··· DATA IN THIS EXERCISE

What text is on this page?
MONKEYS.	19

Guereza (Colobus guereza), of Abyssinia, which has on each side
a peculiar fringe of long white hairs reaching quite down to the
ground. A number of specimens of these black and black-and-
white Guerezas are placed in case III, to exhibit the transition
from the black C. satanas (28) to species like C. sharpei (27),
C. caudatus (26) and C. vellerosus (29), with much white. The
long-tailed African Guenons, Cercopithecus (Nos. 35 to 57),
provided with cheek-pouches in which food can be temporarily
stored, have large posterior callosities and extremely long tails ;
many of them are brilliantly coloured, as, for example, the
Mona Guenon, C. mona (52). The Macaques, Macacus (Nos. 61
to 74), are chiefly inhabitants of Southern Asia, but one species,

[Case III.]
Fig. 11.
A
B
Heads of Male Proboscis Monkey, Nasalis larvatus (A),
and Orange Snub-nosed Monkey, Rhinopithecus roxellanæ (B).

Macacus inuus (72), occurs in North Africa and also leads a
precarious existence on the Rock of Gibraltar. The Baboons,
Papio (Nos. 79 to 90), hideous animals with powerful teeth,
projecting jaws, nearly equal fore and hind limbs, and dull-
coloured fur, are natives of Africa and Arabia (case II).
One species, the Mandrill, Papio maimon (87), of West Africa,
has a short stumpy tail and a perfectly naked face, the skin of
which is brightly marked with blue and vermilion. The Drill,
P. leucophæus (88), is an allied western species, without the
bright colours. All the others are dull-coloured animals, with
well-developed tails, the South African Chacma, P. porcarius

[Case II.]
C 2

······

▶ [EXERCISE DIRECTIONS]: Exactly reproduce the material above.

▶ [THE REPLY]:
What text is on this page?
MONKEYS.	19

Guereza (Colobus guereza), of Abyssinia, which has on each side
a peculiar fringe of long white hairs reaching quite down to the
ground. A number of specimens of these black and black-and-
white Guerezas are placed in case III, to exhibit the transition
from the black C. satanas (28) to species like C. sharpei (27),
C. caudatus (26) and C. vellerosus (29), with much white. The
long-tailed African Guenons, Cercopithecus (Nos. 35 to 57),
provided with cheek-pouches in which food can be temporarily
stored, have large posterior callosities and extremely long tails ;
many of them are brilliantly coloured, as, for example, the
Mona Guenon, C. mona (52). The Macaques, Macacus (Nos. 61
to 74), are chiefly inhabitants of Southern Asia, but one species,

[Case III.]
Fig. 11.
A
B
Heads of Male Proboscis Monkey, Nasalis larvatus (A),
and Orange Snub-nosed Monkey, Rhinopithecus roxellanæ (B).

Macacus inuus (72), occurs in North Africa and also leads a
precarious existence on the Rock of Gibraltar. The Baboons,
Papio (Nos. 79 to 90), hideous animals with powerful teeth,
projecting jaws, nearly equal fore and hind limbs, and dull-
coloured fur, are natives of Africa and Arabia (case II).
One species, the Mandrill, Papio maimon (87), of West Africa,
has a short stumpy tail and a perfectly naked face, the skin of
which is brightly marked with blue and vermilion. The Drill,
P. leucophæus (88), is an allied western species, without the
bright colours. All the others are dull-coloured animals, with
well-developed tails, the South African Chacma, P. porcarius

[Case II.]
C 2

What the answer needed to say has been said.